### Work to do
Output only the count of lines that contain "COMMISSIONER".

================================

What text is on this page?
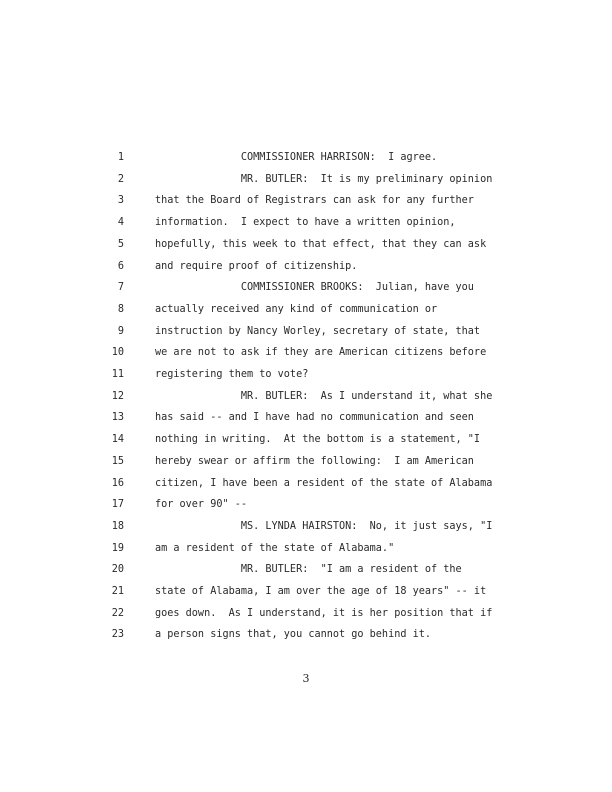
1	COMMISSIONER HARRISON:  I agree.
2	MR. BUTLER:  It is my preliminary opinion
3	that the Board of Registrars can ask for any further
4	information.  I expect to have a written opinion,
5	hopefully, this week to that effect, that they can ask
6	and require proof of citizenship.
7	COMMISSIONER BROOKS:  Julian, have you
8	actually received any kind of communication or
9	instruction by Nancy Worley, secretary of state, that
10	we are not to ask if they are American citizens before
11	registering them to vote?
12	MR. BUTLER:  As I understand it, what she
13	has said -- and I have had no communication and seen
14	nothing in writing.  At the bottom is a statement, "I
15	hereby swear or affirm the following:  I am American
16	citizen, I have been a resident of the state of Alabama
17	for over 90" --
18	MS. LYNDA HAIRSTON:  No, it just says, "I
19	am a resident of the state of Alabama."
20	MR. BUTLER:  "I am a resident of the
21	state of Alabama, I am over the age of 18 years" -- it
22	goes down.  As I understand, it is her position that if
23	a person signs that, you cannot go behind it.
3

================================

### Answer to the problem
2